REQUIREMENT » Would you copy out the whole listing exactly as given?
▬▬▬▬▬▬▬▬▬▬
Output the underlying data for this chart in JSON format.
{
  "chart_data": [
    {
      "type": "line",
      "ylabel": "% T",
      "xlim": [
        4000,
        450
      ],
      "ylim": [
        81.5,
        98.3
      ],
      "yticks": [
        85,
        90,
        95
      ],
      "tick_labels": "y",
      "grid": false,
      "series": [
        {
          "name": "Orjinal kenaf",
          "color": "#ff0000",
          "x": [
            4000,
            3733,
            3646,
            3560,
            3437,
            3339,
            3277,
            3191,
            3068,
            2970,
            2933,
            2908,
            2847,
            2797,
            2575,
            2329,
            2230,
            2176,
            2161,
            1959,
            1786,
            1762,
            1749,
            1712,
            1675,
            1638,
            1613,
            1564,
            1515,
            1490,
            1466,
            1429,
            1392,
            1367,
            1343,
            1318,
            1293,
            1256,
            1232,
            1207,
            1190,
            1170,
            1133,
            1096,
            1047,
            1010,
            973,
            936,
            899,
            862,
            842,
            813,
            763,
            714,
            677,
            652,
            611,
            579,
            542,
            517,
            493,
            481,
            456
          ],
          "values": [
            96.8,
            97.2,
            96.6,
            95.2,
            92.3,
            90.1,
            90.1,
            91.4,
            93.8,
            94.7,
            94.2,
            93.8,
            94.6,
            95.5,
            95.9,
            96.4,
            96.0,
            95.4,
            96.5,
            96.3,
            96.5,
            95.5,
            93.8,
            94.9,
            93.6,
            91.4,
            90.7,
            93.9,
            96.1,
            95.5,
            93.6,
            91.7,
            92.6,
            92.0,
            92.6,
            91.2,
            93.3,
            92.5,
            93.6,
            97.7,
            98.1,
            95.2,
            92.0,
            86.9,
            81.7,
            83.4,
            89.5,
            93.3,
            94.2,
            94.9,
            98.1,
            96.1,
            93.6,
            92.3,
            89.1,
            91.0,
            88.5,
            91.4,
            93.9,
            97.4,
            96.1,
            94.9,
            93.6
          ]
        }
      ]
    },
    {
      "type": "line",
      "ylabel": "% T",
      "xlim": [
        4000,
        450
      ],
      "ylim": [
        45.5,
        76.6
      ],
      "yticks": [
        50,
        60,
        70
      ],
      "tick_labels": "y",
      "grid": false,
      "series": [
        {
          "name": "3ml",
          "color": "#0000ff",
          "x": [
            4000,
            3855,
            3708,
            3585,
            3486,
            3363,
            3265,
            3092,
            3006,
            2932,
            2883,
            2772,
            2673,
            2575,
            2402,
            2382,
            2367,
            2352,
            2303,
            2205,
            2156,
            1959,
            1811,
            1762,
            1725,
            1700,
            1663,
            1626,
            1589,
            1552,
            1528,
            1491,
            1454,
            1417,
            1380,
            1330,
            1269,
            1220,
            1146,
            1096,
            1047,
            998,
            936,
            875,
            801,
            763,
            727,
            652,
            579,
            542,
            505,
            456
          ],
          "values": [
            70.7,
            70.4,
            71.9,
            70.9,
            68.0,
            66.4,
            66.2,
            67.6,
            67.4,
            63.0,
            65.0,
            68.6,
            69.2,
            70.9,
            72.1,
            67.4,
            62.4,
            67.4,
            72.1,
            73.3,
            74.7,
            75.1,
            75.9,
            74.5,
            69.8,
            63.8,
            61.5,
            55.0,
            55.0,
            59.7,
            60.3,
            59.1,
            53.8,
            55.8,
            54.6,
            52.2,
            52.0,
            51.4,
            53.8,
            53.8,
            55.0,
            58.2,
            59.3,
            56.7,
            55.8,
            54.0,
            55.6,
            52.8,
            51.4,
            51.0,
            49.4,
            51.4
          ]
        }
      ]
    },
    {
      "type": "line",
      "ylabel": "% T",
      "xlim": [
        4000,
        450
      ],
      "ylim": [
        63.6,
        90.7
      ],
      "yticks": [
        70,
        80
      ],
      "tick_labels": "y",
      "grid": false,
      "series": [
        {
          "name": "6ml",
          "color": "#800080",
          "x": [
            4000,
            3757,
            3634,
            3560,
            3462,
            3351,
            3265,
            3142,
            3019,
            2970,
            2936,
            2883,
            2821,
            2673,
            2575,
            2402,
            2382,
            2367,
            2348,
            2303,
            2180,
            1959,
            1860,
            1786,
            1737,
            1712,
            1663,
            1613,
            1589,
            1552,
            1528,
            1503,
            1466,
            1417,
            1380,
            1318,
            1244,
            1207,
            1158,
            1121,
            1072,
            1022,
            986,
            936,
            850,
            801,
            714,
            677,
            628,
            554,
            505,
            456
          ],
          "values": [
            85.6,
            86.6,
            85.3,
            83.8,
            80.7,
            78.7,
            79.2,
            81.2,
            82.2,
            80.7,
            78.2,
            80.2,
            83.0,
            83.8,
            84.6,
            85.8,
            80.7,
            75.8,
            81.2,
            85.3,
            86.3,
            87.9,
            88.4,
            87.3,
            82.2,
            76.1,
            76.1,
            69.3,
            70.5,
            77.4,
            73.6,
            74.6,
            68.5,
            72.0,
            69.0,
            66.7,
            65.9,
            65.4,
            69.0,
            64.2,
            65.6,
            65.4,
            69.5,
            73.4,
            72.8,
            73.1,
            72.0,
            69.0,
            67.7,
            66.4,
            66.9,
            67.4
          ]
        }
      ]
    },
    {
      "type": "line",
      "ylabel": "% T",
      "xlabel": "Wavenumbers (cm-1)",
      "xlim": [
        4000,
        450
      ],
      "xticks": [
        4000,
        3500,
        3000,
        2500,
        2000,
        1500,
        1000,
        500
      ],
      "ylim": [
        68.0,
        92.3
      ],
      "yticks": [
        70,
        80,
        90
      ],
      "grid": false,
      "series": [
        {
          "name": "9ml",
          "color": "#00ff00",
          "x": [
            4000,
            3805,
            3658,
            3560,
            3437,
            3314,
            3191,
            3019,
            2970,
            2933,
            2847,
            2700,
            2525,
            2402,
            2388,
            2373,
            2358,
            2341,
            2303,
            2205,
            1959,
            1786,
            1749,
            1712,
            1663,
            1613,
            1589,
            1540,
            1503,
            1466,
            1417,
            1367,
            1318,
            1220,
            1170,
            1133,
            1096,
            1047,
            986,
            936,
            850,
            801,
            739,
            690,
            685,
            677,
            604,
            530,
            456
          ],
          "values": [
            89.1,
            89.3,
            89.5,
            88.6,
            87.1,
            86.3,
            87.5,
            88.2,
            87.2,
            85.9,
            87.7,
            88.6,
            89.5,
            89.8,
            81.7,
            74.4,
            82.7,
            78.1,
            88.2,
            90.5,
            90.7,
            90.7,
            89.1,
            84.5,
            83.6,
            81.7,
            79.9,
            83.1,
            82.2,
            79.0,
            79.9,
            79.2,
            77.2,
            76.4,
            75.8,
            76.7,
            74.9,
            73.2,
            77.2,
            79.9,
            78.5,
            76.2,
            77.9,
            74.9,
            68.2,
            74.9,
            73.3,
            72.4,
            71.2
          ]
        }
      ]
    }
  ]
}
▬▬▬▬▬▬▬▬▬▬
IN RESPONSE »
Output the underlying data for this chart in JSON format.
{
  "chart_data": [
    {
      "type": "line",
      "ylabel": "% T",
      "xlim": [
        4000,
        450
      ],
      "ylim": [
        81.5,
        98.3
      ],
      "yticks": [
        85,
        90,
        95
      ],
      "tick_labels": "y",
      "grid": false,
      "series": [
        {
          "name": "Orjinal kenaf",
          "color": "#ff0000",
          "x": [
            4000,
            3733,
            3646,
            3560,
            3437,
            3339,
            3277,
            3191,
            3068,
            2970,
            2933,
            2908,
            2847,
            2797,
            2575,
            2329,
            2230,
            2176,
            2161,
            1959,
            1786,
            1762,
            1749,
            1712,
            1675,
            1638,
            1613,
            1564,
            1515,
            1490,
            1466,
            1429,
            1392,
            1367,
            1343,
            1318,
            1293,
            1256,
            1232,
            1207,
            1190,
            1170,
            1133,
            1096,
            1047,
            1010,
            973,
            936,
            899,
            862,
            842,
            813,
            763,
            714,
            677,
            652,
            611,
            579,
            542,
            517,
            493,
            481,
            456
          ],
          "values": [
            96.8,
            97.2,
            96.6,
            95.2,
            92.3,
            90.1,
            90.1,
            91.4,
            93.8,
            94.7,
            94.2,
            93.8,
            94.6,
            95.5,
            95.9,
            96.4,
            96.0,
            95.4,
            96.5,
            96.3,
            96.5,
            95.5,
            93.8,
            94.9,
            93.6,
            91.4,
            90.7,
            93.9,
            96.1,
            95.5,
            93.6,
            91.7,
            92.6,
            92.0,
            92.6,
            91.2,
            93.3,
            92.5,
            93.6,
            97.7,
            98.1,
            95.2,
            92.0,
            86.9,
            81.7,
            83.4,
            89.5,
            93.3,
            94.2,
            94.9,
            98.1,
            96.1,
            93.6,
            92.3,
            89.1,
            91.0,
            88.5,
            91.4,
            93.9,
            97.4,
            96.1,
            94.9,
            93.6
          ]
        }
      ]
    },
    {
      "type": "line",
      "ylabel": "% T",
      "xlim": [
        4000,
        450
      ],
      "ylim": [
        45.5,
        76.6
      ],
      "yticks": [
        50,
        60,
        70
      ],
      "tick_labels": "y",
      "grid": false,
      "series": [
        {
          "name": "3ml",
          "color": "#0000ff",
          "x": [
            4000,
            3855,
            3708,
            3585,
            3486,
            3363,
            3265,
            3092,
            3006,
            2932,
            2883,
            2772,
            2673,
            2575,
            2402,
            2382,
            2367,
            2352,
            2303,
            2205,
            2156,
            1959,
            1811,
            1762,
            1725,
            1700,
            1663,
            1626,
            1589,
            1552,
            1528,
            1491,
            1454,
            1417,
            1380,
            1330,
            1269,
            1220,
            1146,
            1096,
            1047,
            998,
            936,
            875,
            801,
            763,
            727,
            652,
            579,
            542,
            505,
            456
          ],
          "values": [
            70.7,
            70.4,
            71.9,
            70.9,
            68.0,
            66.4,
            66.2,
            67.6,
            67.4,
            63.0,
            65.0,
            68.6,
            69.2,
            70.9,
            72.1,
            67.4,
            62.4,
            67.4,
            72.1,
            73.3,
            74.7,
            75.1,
            75.9,
            74.5,
            69.8,
            63.8,
            61.5,
            55.0,
            55.0,
            59.7,
            60.3,
            59.1,
            53.8,
            55.8,
            54.6,
            52.2,
            52.0,
            51.4,
            53.8,
            53.8,
            55.0,
            58.2,
            59.3,
            56.7,
            55.8,
            54.0,
            55.6,
            52.8,
            51.4,
            51.0,
            49.4,
            51.4
          ]
        }
      ]
    },
    {
      "type": "line",
      "ylabel": "% T",
      "xlim": [
        4000,
        450
      ],
      "ylim": [
        63.6,
        90.7
      ],
      "yticks": [
        70,
        80
      ],
      "tick_labels": "y",
      "grid": false,
      "series": [
        {
          "name": "6ml",
          "color": "#800080",
          "x": [
            4000,
            3757,
            3634,
            3560,
            3462,
            3351,
            3265,
            3142,
            3019,
            2970,
            2936,
            2883,
            2821,
            2673,
            2575,
            2402,
            2382,
            2367,
            2348,
            2303,
            2180,
            1959,
            1860,
            1786,
            1737,
            1712,
            1663,
            1613,
            1589,
            1552,
            1528,
            1503,
            1466,
            1417,
            1380,
            1318,
            1244,
            1207,
            1158,
            1121,
            1072,
            1022,
            986,
            936,
            850,
            801,
            714,
            677,
            628,
            554,
            505,
            456
          ],
          "values": [
            85.6,
            86.6,
            85.3,
            83.8,
            80.7,
            78.7,
            79.2,
            81.2,
            82.2,
            80.7,
            78.2,
            80.2,
            83.0,
            83.8,
            84.6,
            85.8,
            80.7,
            75.8,
            81.2,
            85.3,
            86.3,
            87.9,
            88.4,
            87.3,
            82.2,
            76.1,
            76.1,
            69.3,
            70.5,
            77.4,
            73.6,
            74.6,
            68.5,
            72.0,
            69.0,
            66.7,
            65.9,
            65.4,
            69.0,
            64.2,
            65.6,
            65.4,
            69.5,
            73.4,
            72.8,
            73.1,
            72.0,
            69.0,
            67.7,
            66.4,
            66.9,
            67.4
          ]
        }
      ]
    },
    {
      "type": "line",
      "ylabel": "% T",
      "xlabel": "Wavenumbers (cm-1)",
      "xlim": [
        4000,
        450
      ],
      "xticks": [
        4000,
        3500,
        3000,
        2500,
        2000,
        1500,
        1000,
        500
      ],
      "ylim": [
        68.0,
        92.3
      ],
      "yticks": [
        70,
        80,
        90
      ],
      "grid": false,
      "series": [
        {
          "name": "9ml",
          "color": "#00ff00",
          "x": [
            4000,
            3805,
            3658,
            3560,
            3437,
            3314,
            3191,
            3019,
            2970,
            2933,
            2847,
            2700,
            2525,
            2402,
            2388,
            2373,
            2358,
            2341,
            2303,
            2205,
            1959,
            1786,
            1749,
            1712,
            1663,
            1613,
            1589,
            1540,
            1503,
            1466,
            1417,
            1367,
            1318,
            1220,
            1170,
            1133,
            1096,
            1047,
            986,
            936,
            850,
            801,
            739,
            690,
            685,
            677,
            604,
            530,
            456
          ],
          "values": [
            89.1,
            89.3,
            89.5,
            88.6,
            87.1,
            86.3,
            87.5,
            88.2,
            87.2,
            85.9,
            87.7,
            88.6,
            89.5,
            89.8,
            81.7,
            74.4,
            82.7,
            78.1,
            88.2,
            90.5,
            90.7,
            90.7,
            89.1,
            84.5,
            83.6,
            81.7,
            79.9,
            83.1,
            82.2,
            79.0,
            79.9,
            79.2,
            77.2,
            76.4,
            75.8,
            76.7,
            74.9,
            73.2,
            77.2,
            79.9,
            78.5,
            76.2,
            77.9,
            74.9,
            68.2,
            74.9,
            73.3,
            72.4,
            71.2
          ]
        }
      ]
    }
  ]
}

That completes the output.